SHORT TASK :: Copy out all the records exactly.

RECORDED INFORMATION ::

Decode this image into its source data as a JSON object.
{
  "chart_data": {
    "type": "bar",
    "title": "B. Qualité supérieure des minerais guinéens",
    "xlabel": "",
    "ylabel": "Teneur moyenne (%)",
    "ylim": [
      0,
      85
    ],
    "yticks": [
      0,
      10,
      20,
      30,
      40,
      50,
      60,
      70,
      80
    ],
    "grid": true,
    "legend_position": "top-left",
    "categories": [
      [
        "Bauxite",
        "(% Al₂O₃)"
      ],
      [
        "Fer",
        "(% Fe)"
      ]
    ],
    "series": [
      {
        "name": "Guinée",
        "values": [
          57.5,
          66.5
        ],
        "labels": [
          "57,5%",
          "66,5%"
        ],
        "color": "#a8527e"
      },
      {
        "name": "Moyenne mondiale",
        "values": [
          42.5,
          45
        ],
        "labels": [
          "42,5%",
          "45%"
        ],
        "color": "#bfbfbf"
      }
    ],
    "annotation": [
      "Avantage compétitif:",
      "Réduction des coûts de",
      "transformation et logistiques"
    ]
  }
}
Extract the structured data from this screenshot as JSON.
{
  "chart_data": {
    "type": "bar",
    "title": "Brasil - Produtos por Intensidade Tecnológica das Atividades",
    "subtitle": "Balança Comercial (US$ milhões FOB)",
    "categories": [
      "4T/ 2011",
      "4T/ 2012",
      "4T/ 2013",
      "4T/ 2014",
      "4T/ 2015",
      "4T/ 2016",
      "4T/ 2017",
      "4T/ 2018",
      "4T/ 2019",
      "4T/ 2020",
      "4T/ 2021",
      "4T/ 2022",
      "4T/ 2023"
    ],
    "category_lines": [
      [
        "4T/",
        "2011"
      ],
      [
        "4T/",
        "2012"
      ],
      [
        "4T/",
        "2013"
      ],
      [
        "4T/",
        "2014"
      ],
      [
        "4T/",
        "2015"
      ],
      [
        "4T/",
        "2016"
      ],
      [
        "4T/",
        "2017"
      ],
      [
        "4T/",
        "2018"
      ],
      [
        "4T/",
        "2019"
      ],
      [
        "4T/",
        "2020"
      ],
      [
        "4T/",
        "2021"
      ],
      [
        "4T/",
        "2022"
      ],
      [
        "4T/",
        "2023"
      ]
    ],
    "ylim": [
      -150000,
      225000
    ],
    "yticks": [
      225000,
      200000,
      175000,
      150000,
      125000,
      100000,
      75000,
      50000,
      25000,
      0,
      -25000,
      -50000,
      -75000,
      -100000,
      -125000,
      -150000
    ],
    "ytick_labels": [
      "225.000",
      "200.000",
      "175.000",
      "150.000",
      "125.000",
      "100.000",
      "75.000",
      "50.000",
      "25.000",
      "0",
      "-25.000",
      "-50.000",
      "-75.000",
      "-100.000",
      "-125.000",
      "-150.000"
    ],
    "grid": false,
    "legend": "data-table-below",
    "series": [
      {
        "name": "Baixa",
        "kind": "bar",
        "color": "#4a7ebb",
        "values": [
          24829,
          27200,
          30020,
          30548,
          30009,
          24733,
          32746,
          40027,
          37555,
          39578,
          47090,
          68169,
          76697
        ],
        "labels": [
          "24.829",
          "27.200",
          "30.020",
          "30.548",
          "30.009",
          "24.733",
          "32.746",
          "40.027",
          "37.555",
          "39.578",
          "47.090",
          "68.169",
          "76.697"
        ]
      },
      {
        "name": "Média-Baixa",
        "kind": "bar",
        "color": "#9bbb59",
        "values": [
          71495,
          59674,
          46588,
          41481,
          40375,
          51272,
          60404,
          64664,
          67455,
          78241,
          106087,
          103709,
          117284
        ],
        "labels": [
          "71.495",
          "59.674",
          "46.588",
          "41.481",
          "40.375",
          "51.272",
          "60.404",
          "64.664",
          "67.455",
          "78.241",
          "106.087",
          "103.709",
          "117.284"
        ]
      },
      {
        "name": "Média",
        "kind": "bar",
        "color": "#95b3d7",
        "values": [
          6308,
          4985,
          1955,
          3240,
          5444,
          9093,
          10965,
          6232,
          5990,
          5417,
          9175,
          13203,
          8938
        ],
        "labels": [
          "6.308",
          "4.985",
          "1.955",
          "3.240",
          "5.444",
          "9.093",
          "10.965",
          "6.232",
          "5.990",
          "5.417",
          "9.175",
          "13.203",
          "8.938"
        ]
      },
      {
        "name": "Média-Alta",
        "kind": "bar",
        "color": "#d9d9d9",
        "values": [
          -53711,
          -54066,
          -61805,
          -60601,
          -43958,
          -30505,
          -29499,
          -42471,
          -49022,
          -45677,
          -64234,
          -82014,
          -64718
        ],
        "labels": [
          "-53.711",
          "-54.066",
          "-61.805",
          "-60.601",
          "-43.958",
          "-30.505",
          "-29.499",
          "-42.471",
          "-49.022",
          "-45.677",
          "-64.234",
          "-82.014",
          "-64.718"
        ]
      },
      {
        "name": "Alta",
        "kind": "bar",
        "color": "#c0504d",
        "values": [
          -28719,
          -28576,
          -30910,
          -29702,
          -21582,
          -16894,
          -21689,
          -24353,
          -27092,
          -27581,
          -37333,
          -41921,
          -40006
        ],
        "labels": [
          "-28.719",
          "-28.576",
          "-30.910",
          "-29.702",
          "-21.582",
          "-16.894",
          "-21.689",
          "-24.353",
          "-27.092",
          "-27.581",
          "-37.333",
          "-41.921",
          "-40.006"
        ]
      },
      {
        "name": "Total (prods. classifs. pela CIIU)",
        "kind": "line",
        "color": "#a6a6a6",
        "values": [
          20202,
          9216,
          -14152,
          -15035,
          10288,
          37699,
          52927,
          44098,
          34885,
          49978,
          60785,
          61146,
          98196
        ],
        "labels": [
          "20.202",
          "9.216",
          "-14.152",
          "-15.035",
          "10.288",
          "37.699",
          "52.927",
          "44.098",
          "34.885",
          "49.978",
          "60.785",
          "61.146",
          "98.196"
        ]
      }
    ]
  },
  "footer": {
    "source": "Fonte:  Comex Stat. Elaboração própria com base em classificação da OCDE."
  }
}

EXPECTED OUTPUT ::
Decode this image into its source data as a JSON object.
{
  "chart_data": {
    "type": "bar",
    "title": "B. Qualité supérieure des minerais guinéens",
    "xlabel": "",
    "ylabel": "Teneur moyenne (%)",
    "ylim": [
      0,
      85
    ],
    "yticks": [
      0,
      10,
      20,
      30,
      40,
      50,
      60,
      70,
      80
    ],
    "grid": true,
    "legend_position": "top-left",
    "categories": [
      [
        "Bauxite",
        "(% Al₂O₃)"
      ],
      [
        "Fer",
        "(% Fe)"
      ]
    ],
    "series": [
      {
        "name": "Guinée",
        "values": [
          57.5,
          66.5
        ],
        "labels": [
          "57,5%",
          "66,5%"
        ],
        "color": "#a8527e"
      },
      {
        "name": "Moyenne mondiale",
        "values": [
          42.5,
          45
        ],
        "labels": [
          "42,5%",
          "45%"
        ],
        "color": "#bfbfbf"
      }
    ],
    "annotation": [
      "Avantage compétitif:",
      "Réduction des coûts de",
      "transformation et logistiques"
    ]
  }
}
Extract the structured data from this screenshot as JSON.
{
  "chart_data": {
    "type": "bar",
    "title": "Brasil - Produtos por Intensidade Tecnológica das Atividades",
    "subtitle": "Balança Comercial (US$ milhões FOB)",
    "categories": [
      "4T/ 2011",
      "4T/ 2012",
      "4T/ 2013",
      "4T/ 2014",
      "4T/ 2015",
      "4T/ 2016",
      "4T/ 2017",
      "4T/ 2018",
      "4T/ 2019",
      "4T/ 2020",
      "4T/ 2021",
      "4T/ 2022",
      "4T/ 2023"
    ],
    "category_lines": [
      [
        "4T/",
        "2011"
      ],
      [
        "4T/",
        "2012"
      ],
      [
        "4T/",
        "2013"
      ],
      [
        "4T/",
        "2014"
      ],
      [
        "4T/",
        "2015"
      ],
      [
        "4T/",
        "2016"
      ],
      [
        "4T/",
        "2017"
      ],
      [
        "4T/",
        "2018"
      ],
      [
        "4T/",
        "2019"
      ],
      [
        "4T/",
        "2020"
      ],
      [
        "4T/",
        "2021"
      ],
      [
        "4T/",
        "2022"
      ],
      [
        "4T/",
        "2023"
      ]
    ],
    "ylim": [
      -150000,
      225000
    ],
    "yticks": [
      225000,
      200000,
      175000,
      150000,
      125000,
      100000,
      75000,
      50000,
      25000,
      0,
      -25000,
      -50000,
      -75000,
      -100000,
      -125000,
      -150000
    ],
    "ytick_labels": [
      "225.000",
      "200.000",
      "175.000",
      "150.000",
      "125.000",
      "100.000",
      "75.000",
      "50.000",
      "25.000",
      "0",
      "-25.000",
      "-50.000",
      "-75.000",
      "-100.000",
      "-125.000",
      "-150.000"
    ],
    "grid": false,
    "legend": "data-table-below",
    "series": [
      {
        "name": "Baixa",
        "kind": "bar",
        "color": "#4a7ebb",
        "values": [
          24829,
          27200,
          30020,
          30548,
          30009,
          24733,
          32746,
          40027,
          37555,
          39578,
          47090,
          68169,
          76697
        ],
        "labels": [
          "24.829",
          "27.200",
          "30.020",
          "30.548",
          "30.009",
          "24.733",
          "32.746",
          "40.027",
          "37.555",
          "39.578",
          "47.090",
          "68.169",
          "76.697"
        ]
      },
      {
        "name": "Média-Baixa",
        "kind": "bar",
        "color": "#9bbb59",
        "values": [
          71495,
          59674,
          46588,
          41481,
          40375,
          51272,
          60404,
          64664,
          67455,
          78241,
          106087,
          103709,
          117284
        ],
        "labels": [
          "71.495",
          "59.674",
          "46.588",
          "41.481",
          "40.375",
          "51.272",
          "60.404",
          "64.664",
          "67.455",
          "78.241",
          "106.087",
          "103.709",
          "117.284"
        ]
      },
      {
        "name": "Média",
        "kind": "bar",
        "color": "#95b3d7",
        "values": [
          6308,
          4985,
          1955,
          3240,
          5444,
          9093,
          10965,
          6232,
          5990,
          5417,
          9175,
          13203,
          8938
        ],
        "labels": [
          "6.308",
          "4.985",
          "1.955",
          "3.240",
          "5.444",
          "9.093",
          "10.965",
          "6.232",
          "5.990",
          "5.417",
          "9.175",
          "13.203",
          "8.938"
        ]
      },
      {
        "name": "Média-Alta",
        "kind": "bar",
        "color": "#d9d9d9",
        "values": [
          -53711,
          -54066,
          -61805,
          -60601,
          -43958,
          -30505,
          -29499,
          -42471,
          -49022,
          -45677,
          -64234,
          -82014,
          -64718
        ],
        "labels": [
          "-53.711",
          "-54.066",
          "-61.805",
          "-60.601",
          "-43.958",
          "-30.505",
          "-29.499",
          "-42.471",
          "-49.022",
          "-45.677",
          "-64.234",
          "-82.014",
          "-64.718"
        ]
      },
      {
        "name": "Alta",
        "kind": "bar",
        "color": "#c0504d",
        "values": [
          -28719,
          -28576,
          -30910,
          -29702,
          -21582,
          -16894,
          -21689,
          -24353,
          -27092,
          -27581,
          -37333,
          -41921,
          -40006
        ],
        "labels": [
          "-28.719",
          "-28.576",
          "-30.910",
          "-29.702",
          "-21.582",
          "-16.894",
          "-21.689",
          "-24.353",
          "-27.092",
          "-27.581",
          "-37.333",
          "-41.921",
          "-40.006"
        ]
      },
      {
        "name": "Total (prods. classifs. pela CIIU)",
        "kind": "line",
        "color": "#a6a6a6",
        "values": [
          20202,
          9216,
          -14152,
          -15035,
          10288,
          37699,
          52927,
          44098,
          34885,
          49978,
          60785,
          61146,
          98196
        ],
        "labels": [
          "20.202",
          "9.216",
          "-14.152",
          "-15.035",
          "10.288",
          "37.699",
          "52.927",
          "44.098",
          "34.885",
          "49.978",
          "60.785",
          "61.146",
          "98.196"
        ]
      }
    ]
  },
  "footer": {
    "source": "Fonte:  Comex Stat. Elaboração própria com base em classificação da OCDE."
  }
}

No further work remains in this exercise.